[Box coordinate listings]

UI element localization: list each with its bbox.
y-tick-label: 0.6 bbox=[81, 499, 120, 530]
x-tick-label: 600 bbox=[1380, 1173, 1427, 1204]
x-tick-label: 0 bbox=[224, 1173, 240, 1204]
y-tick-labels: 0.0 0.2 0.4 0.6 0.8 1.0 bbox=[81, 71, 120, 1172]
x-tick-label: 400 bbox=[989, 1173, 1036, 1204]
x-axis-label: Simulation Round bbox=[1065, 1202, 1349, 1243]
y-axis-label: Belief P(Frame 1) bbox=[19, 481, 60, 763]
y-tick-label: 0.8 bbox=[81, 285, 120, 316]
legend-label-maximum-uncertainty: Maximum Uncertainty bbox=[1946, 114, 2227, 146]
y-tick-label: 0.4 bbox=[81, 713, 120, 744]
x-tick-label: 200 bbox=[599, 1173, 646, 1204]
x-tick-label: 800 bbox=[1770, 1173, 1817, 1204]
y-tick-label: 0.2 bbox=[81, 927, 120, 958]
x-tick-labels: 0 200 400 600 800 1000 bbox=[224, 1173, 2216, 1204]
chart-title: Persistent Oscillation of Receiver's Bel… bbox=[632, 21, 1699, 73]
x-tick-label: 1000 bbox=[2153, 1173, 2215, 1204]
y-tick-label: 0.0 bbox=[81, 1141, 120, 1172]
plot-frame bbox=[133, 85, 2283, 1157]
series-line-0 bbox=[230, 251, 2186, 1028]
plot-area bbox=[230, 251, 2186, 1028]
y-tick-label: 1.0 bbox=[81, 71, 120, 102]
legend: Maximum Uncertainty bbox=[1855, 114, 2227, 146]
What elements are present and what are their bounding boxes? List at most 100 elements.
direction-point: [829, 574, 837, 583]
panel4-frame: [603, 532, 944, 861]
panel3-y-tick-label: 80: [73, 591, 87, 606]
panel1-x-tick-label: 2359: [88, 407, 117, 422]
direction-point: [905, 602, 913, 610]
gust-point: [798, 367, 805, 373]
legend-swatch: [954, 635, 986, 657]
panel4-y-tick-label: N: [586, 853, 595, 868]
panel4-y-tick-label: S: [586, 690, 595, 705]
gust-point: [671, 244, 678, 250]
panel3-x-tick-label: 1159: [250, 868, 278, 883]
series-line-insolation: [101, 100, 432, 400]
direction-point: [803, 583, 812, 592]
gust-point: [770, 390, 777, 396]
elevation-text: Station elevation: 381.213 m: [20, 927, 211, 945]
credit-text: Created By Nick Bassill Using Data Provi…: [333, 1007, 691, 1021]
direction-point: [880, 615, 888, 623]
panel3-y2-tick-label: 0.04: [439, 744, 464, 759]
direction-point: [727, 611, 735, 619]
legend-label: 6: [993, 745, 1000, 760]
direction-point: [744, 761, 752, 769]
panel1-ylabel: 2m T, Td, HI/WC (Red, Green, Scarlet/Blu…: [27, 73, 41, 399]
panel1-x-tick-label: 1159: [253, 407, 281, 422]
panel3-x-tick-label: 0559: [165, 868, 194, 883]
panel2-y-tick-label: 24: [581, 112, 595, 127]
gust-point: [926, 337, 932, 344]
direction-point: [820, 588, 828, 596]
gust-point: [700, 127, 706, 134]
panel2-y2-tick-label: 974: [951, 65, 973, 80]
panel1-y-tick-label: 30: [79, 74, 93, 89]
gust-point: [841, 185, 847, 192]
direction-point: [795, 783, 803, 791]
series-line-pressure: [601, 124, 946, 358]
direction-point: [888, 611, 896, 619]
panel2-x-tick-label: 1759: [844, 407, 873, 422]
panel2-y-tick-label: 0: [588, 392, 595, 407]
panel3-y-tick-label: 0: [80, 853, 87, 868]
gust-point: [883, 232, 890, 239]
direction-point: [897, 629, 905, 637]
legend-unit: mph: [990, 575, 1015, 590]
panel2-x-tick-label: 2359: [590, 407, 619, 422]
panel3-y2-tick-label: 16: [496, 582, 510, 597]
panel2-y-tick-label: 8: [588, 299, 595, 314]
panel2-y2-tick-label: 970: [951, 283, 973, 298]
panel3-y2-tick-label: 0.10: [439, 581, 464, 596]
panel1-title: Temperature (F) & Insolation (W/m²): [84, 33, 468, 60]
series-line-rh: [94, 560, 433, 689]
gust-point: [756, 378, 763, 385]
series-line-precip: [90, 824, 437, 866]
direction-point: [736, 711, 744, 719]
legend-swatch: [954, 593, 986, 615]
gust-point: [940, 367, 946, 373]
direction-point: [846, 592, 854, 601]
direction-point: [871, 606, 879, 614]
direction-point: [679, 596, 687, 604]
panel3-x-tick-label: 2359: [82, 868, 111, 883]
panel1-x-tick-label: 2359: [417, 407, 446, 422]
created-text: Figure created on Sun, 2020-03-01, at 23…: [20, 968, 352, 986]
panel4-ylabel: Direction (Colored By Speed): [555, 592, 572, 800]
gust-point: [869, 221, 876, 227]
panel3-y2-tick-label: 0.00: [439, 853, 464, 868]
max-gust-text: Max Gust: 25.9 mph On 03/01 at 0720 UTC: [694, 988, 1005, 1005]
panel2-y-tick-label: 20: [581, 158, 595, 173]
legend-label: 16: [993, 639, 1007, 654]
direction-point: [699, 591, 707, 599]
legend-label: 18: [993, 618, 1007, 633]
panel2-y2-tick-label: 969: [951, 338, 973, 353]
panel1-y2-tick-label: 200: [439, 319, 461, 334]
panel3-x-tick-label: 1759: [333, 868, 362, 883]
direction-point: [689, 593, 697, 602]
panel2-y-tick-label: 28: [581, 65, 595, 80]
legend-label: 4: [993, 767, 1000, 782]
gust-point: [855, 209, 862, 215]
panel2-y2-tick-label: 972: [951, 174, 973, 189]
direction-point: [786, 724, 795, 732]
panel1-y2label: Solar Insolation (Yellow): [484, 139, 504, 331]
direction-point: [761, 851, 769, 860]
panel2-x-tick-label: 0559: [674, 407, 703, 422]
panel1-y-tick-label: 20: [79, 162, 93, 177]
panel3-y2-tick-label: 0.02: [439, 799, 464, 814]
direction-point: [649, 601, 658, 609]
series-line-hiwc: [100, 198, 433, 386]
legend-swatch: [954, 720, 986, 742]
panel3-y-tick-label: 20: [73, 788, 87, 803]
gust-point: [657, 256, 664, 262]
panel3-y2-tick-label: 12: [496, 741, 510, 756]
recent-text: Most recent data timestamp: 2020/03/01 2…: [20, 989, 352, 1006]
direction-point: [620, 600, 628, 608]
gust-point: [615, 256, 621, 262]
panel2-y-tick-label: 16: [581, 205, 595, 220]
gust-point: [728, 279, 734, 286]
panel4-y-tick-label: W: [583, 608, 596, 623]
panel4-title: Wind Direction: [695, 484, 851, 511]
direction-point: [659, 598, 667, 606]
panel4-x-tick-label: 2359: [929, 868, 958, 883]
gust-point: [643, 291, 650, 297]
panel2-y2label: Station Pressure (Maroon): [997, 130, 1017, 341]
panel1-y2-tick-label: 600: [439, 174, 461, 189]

§ **Short exercise**
Please output every line of the data above as a numbered list, leaving out any blank lines.

§ **Full response**
1. UI element localization: list each with its bbox.
2. y-tick-label: 0.6 bbox=[81, 499, 120, 530]
3. x-tick-label: 600 bbox=[1380, 1173, 1427, 1204]
4. x-tick-label: 0 bbox=[224, 1173, 240, 1204]
5. y-tick-labels: 0.0 0.2 0.4 0.6 0.8 1.0 bbox=[81, 71, 120, 1172]
6. x-tick-label: 400 bbox=[989, 1173, 1036, 1204]
7. x-axis-label: Simulation Round bbox=[1065, 1202, 1349, 1243]
8. y-axis-label: Belief P(Frame 1) bbox=[19, 481, 60, 763]
9. y-tick-label: 0.8 bbox=[81, 285, 120, 316]
10. legend-label-maximum-uncertainty: Maximum Uncertainty bbox=[1946, 114, 2227, 146]
11. y-tick-label: 0.4 bbox=[81, 713, 120, 744]
12. x-tick-label: 200 bbox=[599, 1173, 646, 1204]
13. x-tick-label: 800 bbox=[1770, 1173, 1817, 1204]
14. y-tick-label: 0.2 bbox=[81, 927, 120, 958]
15. x-tick-labels: 0 200 400 600 800 1000 bbox=[224, 1173, 2216, 1204]
16. chart-title: Persistent Oscillation of Receiver's Bel… bbox=[632, 21, 1699, 73]
17. x-tick-label: 1000 bbox=[2153, 1173, 2215, 1204]
18. y-tick-label: 0.0 bbox=[81, 1141, 120, 1172]
19. plot-frame bbox=[133, 85, 2283, 1157]
20. series-line-0 bbox=[230, 251, 2186, 1028]
21. plot-area bbox=[230, 251, 2186, 1028]
22. y-tick-label: 1.0 bbox=[81, 71, 120, 102]
23. legend: Maximum Uncertainty bbox=[1855, 114, 2227, 146]
24. What elements are present and what are their bounding boxes? List at most 100 elements.
25. direction-point: [829, 574, 837, 583]
26. panel4-frame: [603, 532, 944, 861]
27. panel3-y-tick-label: 80: [73, 591, 87, 606]
28. panel1-x-tick-label: 2359: [88, 407, 117, 422]
29. direction-point: [905, 602, 913, 610]
30. gust-point: [798, 367, 805, 373]
31. legend-swatch: [954, 635, 986, 657]
32. panel4-y-tick-label: N: [586, 853, 595, 868]
33. panel4-y-tick-label: S: [586, 690, 595, 705]
34. gust-point: [671, 244, 678, 250]
35. panel3-x-tick-label: 1159: [250, 868, 278, 883]
36. series-line-insolation: [101, 100, 432, 400]
37. direction-point: [803, 583, 812, 592]
38. gust-point: [770, 390, 777, 396]
39. elevation-text: Station elevation: 381.213 m: [20, 927, 211, 945]
40. credit-text: Created By Nick Bassill Using Data Provi…: [333, 1007, 691, 1021]
41. direction-point: [880, 615, 888, 623]
42. panel3-y2-tick-label: 0.04: [439, 744, 464, 759]
43. direction-point: [727, 611, 735, 619]
44. legend-label: 6: [993, 745, 1000, 760]
45. direction-point: [744, 761, 752, 769]
46. panel1-ylabel: 2m T, Td, HI/WC (Red, Green, Scarlet/Blu…: [27, 73, 41, 399]
47. panel1-x-tick-label: 1159: [253, 407, 281, 422]
48. panel3-x-tick-label: 0559: [165, 868, 194, 883]
49. panel2-y-tick-label: 24: [581, 112, 595, 127]
50. gust-point: [926, 337, 932, 344]
51. direction-point: [820, 588, 828, 596]
52. gust-point: [700, 127, 706, 134]
53. panel2-y2-tick-label: 974: [951, 65, 973, 80]
54. panel1-y-tick-label: 30: [79, 74, 93, 89]
55. gust-point: [841, 185, 847, 192]
56. direction-point: [795, 783, 803, 791]
57. series-line-pressure: [601, 124, 946, 358]
58. direction-point: [888, 611, 896, 619]
59. panel2-x-tick-label: 1759: [844, 407, 873, 422]
60. panel2-y-tick-label: 0: [588, 392, 595, 407]
61. panel3-y-tick-label: 0: [80, 853, 87, 868]
62. gust-point: [883, 232, 890, 239]
63. direction-point: [897, 629, 905, 637]
64. legend-unit: mph: [990, 575, 1015, 590]
65. panel2-x-tick-label: 2359: [590, 407, 619, 422]
66. panel3-y2-tick-label: 16: [496, 582, 510, 597]
67. panel2-y-tick-label: 8: [588, 299, 595, 314]
68. panel2-y2-tick-label: 970: [951, 283, 973, 298]
69. panel3-y2-tick-label: 0.10: [439, 581, 464, 596]
70. panel1-title: Temperature (F) & Insolation (W/m²): [84, 33, 468, 60]
71. series-line-rh: [94, 560, 433, 689]
72. gust-point: [756, 378, 763, 385]
73. series-line-precip: [90, 824, 437, 866]
74. direction-point: [736, 711, 744, 719]
75. legend-swatch: [954, 593, 986, 615]
76. gust-point: [940, 367, 946, 373]
77. direction-point: [846, 592, 854, 601]
78. direction-point: [871, 606, 879, 614]
79. direction-point: [679, 596, 687, 604]
80. panel3-x-tick-label: 2359: [82, 868, 111, 883]
81. panel1-x-tick-label: 2359: [417, 407, 446, 422]
82. created-text: Figure created on Sun, 2020-03-01, at 23…: [20, 968, 352, 986]
83. panel4-ylabel: Direction (Colored By Speed): [555, 592, 572, 800]
84. gust-point: [869, 221, 876, 227]
85. panel3-y2-tick-label: 0.00: [439, 853, 464, 868]
86. max-gust-text: Max Gust: 25.9 mph On 03/01 at 0720 UTC: [694, 988, 1005, 1005]
87. panel2-y-tick-label: 20: [581, 158, 595, 173]
88. legend-label: 16: [993, 639, 1007, 654]
89. direction-point: [699, 591, 707, 599]
90. legend-label: 18: [993, 618, 1007, 633]
91. panel2-y2-tick-label: 969: [951, 338, 973, 353]
92. panel1-y2-tick-label: 200: [439, 319, 461, 334]
93. panel3-x-tick-label: 1759: [333, 868, 362, 883]
94. direction-point: [689, 593, 697, 602]
95. panel2-y-tick-label: 28: [581, 65, 595, 80]
96. legend-label: 4: [993, 767, 1000, 782]
97. gust-point: [855, 209, 862, 215]
98. panel2-y2-tick-label: 972: [951, 174, 973, 189]
99. direction-point: [786, 724, 795, 732]
100. panel1-y2label: Solar Insolation (Yellow): [484, 139, 504, 331]
101. direction-point: [761, 851, 769, 860]
102. panel2-x-tick-label: 0559: [674, 407, 703, 422]
103. panel1-y-tick-label: 20: [79, 162, 93, 177]
104. panel3-y2-tick-label: 0.02: [439, 799, 464, 814]
105. direction-point: [649, 601, 658, 609]
106. series-line-hiwc: [100, 198, 433, 386]
107. legend-swatch: [954, 720, 986, 742]
108. panel3-y-tick-label: 20: [73, 788, 87, 803]
109. gust-point: [657, 256, 664, 262]
110. panel3-y2-tick-label: 12: [496, 741, 510, 756]
111. recent-text: Most recent data timestamp: 2020/03/01 2…: [20, 989, 352, 1006]
112. direction-point: [620, 600, 628, 608]
113. gust-point: [615, 256, 621, 262]
114. panel2-y-tick-label: 16: [581, 205, 595, 220]
115. gust-point: [728, 279, 734, 286]
116. panel4-y-tick-label: W: [583, 608, 596, 623]
117. panel4-title: Wind Direction: [695, 484, 851, 511]
118. direction-point: [659, 598, 667, 606]
119. panel4-x-tick-label: 2359: [929, 868, 958, 883]
120. gust-point: [643, 291, 650, 297]
121. panel2-y2label: Station Pressure (Maroon): [997, 130, 1017, 341]
122. panel1-y2-tick-label: 600: [439, 174, 461, 189]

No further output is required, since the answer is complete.